(Stored records)
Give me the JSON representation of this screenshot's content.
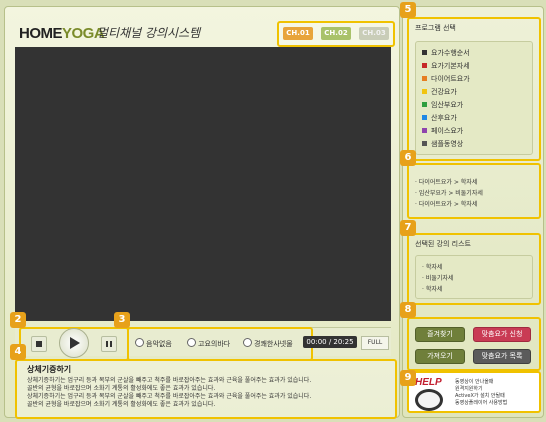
{
  "header": {
    "brand_main": "HOME",
    "brand_accent": "YOGA",
    "subtitle": "멀티채널 강의시스템",
    "channels": [
      "CH.01",
      "CH.02",
      "CH.03"
    ]
  },
  "controls": {
    "radio_options": [
      "음악없음",
      "고요의바다",
      "경쾌한사넷물"
    ],
    "time": "00:00 / 20:25",
    "full": "FULL"
  },
  "description": {
    "title": "상체기증하기",
    "lines": [
      "상체기증하기는 엄구리 등과 복부의 군살을 빼주고 척주를 바로잡아주는 효과와 근육을 풀어주는 효과가 있습니다.",
      "골반의 균형을 바로잡으며 소화기 계통의 활성화에도 좋은 효과가 있습니다.",
      "상체기증하기는 엄구리 등과 복부의 군살을 빼주고 척주를 바로잡아주는 효과와 근육을 풀어주는 효과가 있습니다.",
      "골반의 균형을 바로잡으며 소화기 계통의 활성화에도 좋은 효과가 있습니다."
    ]
  },
  "sidebar": {
    "program_title": "프로그램 선택",
    "programs": [
      {
        "label": "요가수행순서",
        "color": "#333333"
      },
      {
        "label": "요가기본자세",
        "color": "#c62828"
      },
      {
        "label": "다이어트요가",
        "color": "#e67e22"
      },
      {
        "label": "건강요가",
        "color": "#f1c40f"
      },
      {
        "label": "임산부요가",
        "color": "#2e9e3e"
      },
      {
        "label": "산후요가",
        "color": "#1e88e5"
      },
      {
        "label": "페이스요가",
        "color": "#8e44ad"
      },
      {
        "label": "샘플동영상",
        "color": "#555555"
      }
    ],
    "paths": [
      "· 다이어트요가 > 학자세",
      "· 임산부요가 > 비둘기자세",
      "· 다이어트요가 > 학자세"
    ],
    "selected_title": "선택된 강의 리스트",
    "selected": [
      "· 학자세",
      "· 비둘기자세",
      "· 학자세"
    ],
    "buttons": {
      "favorites": "즐겨찾기",
      "custom_apply": "맞춤요가 신청",
      "get": "가져오기",
      "custom_list": "맞춤요가 목록"
    },
    "help": {
      "title": "HELP",
      "lines": [
        "동영상이 안나올때",
        "원격지원하기",
        "ActiveX가 설치 안될때",
        "동영상플레이어 사용방법"
      ]
    }
  },
  "markers": [
    "2",
    "3",
    "4",
    "5",
    "6",
    "7",
    "8",
    "9"
  ]
}
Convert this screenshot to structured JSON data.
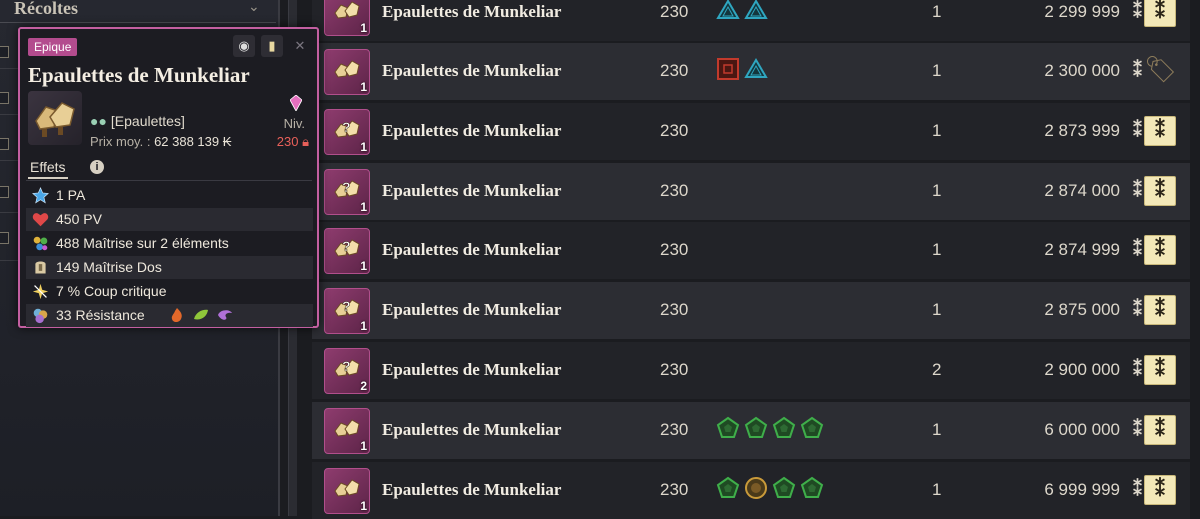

# What the task requires
Exactly reproduce each record, leaving out any pictures.

# Completed task
Give me the JSON representation of this screenshot's content.
{
  "header": {
    "brand_main": "HOME",
    "brand_accent": "YOGA",
    "subtitle": "멀티채널 강의시스템",
    "channels": [
      "CH.01",
      "CH.02",
      "CH.03"
    ]
  },
  "controls": {
    "radio_options": [
      "음악없음",
      "고요의바다",
      "경쾌한사넷물"
    ],
    "time": "00:00 / 20:25",
    "full": "FULL"
  },
  "description": {
    "title": "상체기증하기",
    "lines": [
      "상체기증하기는 엄구리 등과 복부의 군살을 빼주고 척주를 바로잡아주는 효과와 근육을 풀어주는 효과가 있습니다.",
      "골반의 균형을 바로잡으며 소화기 계통의 활성화에도 좋은 효과가 있습니다.",
      "상체기증하기는 엄구리 등과 복부의 군살을 빼주고 척주를 바로잡아주는 효과와 근육을 풀어주는 효과가 있습니다.",
      "골반의 균형을 바로잡으며 소화기 계통의 활성화에도 좋은 효과가 있습니다."
    ]
  },
  "sidebar": {
    "program_title": "프로그램 선택",
    "programs": [
      {
        "label": "요가수행순서",
        "color": "#333333"
      },
      {
        "label": "요가기본자세",
        "color": "#c62828"
      },
      {
        "label": "다이어트요가",
        "color": "#e67e22"
      },
      {
        "label": "건강요가",
        "color": "#f1c40f"
      },
      {
        "label": "임산부요가",
        "color": "#2e9e3e"
      },
      {
        "label": "산후요가",
        "color": "#1e88e5"
      },
      {
        "label": "페이스요가",
        "color": "#8e44ad"
      },
      {
        "label": "샘플동영상",
        "color": "#555555"
      }
    ],
    "paths": [
      "· 다이어트요가 > 학자세",
      "· 임산부요가 > 비둘기자세",
      "· 다이어트요가 > 학자세"
    ],
    "selected_title": "선택된 강의 리스트",
    "selected": [
      "· 학자세",
      "· 비둘기자세",
      "· 학자세"
    ],
    "buttons": {
      "favorites": "즐겨찾기",
      "custom_apply": "맞춤요가 신청",
      "get": "가져오기",
      "custom_list": "맞춤요가 목록"
    },
    "help": {
      "title": "HELP",
      "lines": [
        "동영상이 안나올때",
        "원격지원하기",
        "ActiveX가 설치 안될때",
        "동영상플레이어 사용방법"
      ]
    }
  },
  "markers": [
    "2",
    "3",
    "4",
    "5",
    "6",
    "7",
    "8",
    "9"
  ]
}
Convert this screenshot to structured JSON data.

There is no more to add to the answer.